*Problem set*:
**a)** Extract every line in the listing that contains the string "мероприятия".
**b)** Carry on the article about Singapore-listed companies being taken private, starting right after its last sentence.

*Document extract*:

Singapore’s stock market has seen multiple companies being taken private in recent years. Some of the major companies that have been privatized include:
- Cerebos Pacific
- Asia Pacific Breweries
- Keppel Land
- CapitaMalls Asia
- Neptune Orient Lines
- Tiger Airways Holdings
- OSIM International
The wave of privatisation may not be over just yet. In the next few months, here are some of the listed companies which investors might have to bid farewell to:
1. Eu Yan Sang International (SGX: E02)
Eu Yan Sang is near the final leg of its voluntary conditional cash offer.
According to its latest update, the company’s offer will end today at 5:30 pm. So, we would know soon if the voluntary conditional cash offer for the 140 year-old company would be successful.
If the deal goes through, Eu Yan Sang’s 16 year stint in Singapore’s stock market would come to an end.
The company has been struggling with its business over the past few years; Eu Yan Sang’s profit has fallen from a positive S$25.3 million in the fiscal year ended 30 June 2011 (fiscal 2011) to a negative S$13.5 million in fiscal 2016.
2. SMRT Corporation Ltd (SGX: S53)
The majority shareholder of SMRT is Temasek Holdings, one of the Singapore government’s investment arms.

[Rows from a layout dataset]
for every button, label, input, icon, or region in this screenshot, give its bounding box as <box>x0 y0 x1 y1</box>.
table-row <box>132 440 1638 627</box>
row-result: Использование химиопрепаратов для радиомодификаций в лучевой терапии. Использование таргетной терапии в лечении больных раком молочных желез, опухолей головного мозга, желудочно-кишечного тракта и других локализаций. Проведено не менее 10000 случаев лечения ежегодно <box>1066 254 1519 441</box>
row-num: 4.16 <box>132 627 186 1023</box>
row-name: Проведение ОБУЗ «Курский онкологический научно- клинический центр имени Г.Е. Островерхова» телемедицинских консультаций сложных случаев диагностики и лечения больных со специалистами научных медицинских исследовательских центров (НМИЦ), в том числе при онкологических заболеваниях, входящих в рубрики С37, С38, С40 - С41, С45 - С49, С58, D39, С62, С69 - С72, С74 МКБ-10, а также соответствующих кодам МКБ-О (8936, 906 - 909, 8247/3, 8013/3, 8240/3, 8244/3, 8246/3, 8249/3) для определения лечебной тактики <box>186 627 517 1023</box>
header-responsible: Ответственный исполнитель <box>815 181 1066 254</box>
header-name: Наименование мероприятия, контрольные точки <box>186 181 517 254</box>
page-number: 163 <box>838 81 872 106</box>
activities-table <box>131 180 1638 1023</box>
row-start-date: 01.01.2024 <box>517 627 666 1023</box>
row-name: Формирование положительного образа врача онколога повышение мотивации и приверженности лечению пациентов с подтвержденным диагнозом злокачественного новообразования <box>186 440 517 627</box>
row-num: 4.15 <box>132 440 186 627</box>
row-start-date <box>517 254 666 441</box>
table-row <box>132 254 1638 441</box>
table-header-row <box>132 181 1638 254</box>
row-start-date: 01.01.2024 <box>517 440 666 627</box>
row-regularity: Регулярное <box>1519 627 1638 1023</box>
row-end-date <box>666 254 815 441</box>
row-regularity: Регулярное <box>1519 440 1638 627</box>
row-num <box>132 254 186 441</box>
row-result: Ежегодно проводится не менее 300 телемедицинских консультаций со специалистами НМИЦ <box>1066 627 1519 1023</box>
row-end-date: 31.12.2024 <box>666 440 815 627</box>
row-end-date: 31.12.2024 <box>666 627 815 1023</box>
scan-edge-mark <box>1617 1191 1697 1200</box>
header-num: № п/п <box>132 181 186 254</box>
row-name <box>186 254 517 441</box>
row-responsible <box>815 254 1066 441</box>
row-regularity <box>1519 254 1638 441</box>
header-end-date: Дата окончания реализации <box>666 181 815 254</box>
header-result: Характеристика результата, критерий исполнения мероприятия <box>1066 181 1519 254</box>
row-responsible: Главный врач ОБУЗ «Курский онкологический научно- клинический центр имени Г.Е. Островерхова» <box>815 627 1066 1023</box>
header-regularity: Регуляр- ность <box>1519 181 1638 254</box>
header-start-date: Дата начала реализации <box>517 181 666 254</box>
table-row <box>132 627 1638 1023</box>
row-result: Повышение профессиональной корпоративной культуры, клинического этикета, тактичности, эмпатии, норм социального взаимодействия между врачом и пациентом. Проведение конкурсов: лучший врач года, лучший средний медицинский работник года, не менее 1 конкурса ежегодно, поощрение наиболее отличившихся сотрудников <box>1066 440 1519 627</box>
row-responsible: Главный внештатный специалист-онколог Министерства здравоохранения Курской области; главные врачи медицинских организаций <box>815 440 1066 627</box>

*Answers in order*:
**a)**
header-name: Наименование мероприятия, контрольные точки <box>186 181 517 254</box>
header-result: Характеристика результата, критерий исполнения мероприятия <box>1066 181 1519 254</box>

**b)**
Back in July, Temseak revealed that it wants to take SMRT private. Interestingly, the privatisation offer came very shortly after SMRT had proposed a sale of its rail business’s operating assets to Singapore’s government under the authorities’ new rail financing framework (NRFF).
Instead of going through a usual voluntary offer, Temasek will be using a Scheme of Arrangement. The meeting for SMRT’s shareholders to vote on the takeover will be taking place soon on 29 September.
According to the documents distributed by SMRT, two conditions need to be fulfilled for the Scheme of Arrangement to go through: (1) 50% of SMRT’s shareholders, other than Temasek, need to be present or have a proxy at the meeting; (2) More than 75% of SMRT’s shares, other than those held by Temasek, need to approve the takeover.
The two companies mentioned above are involved with very different privatisation deals. We would soon know if either of them would become private companies.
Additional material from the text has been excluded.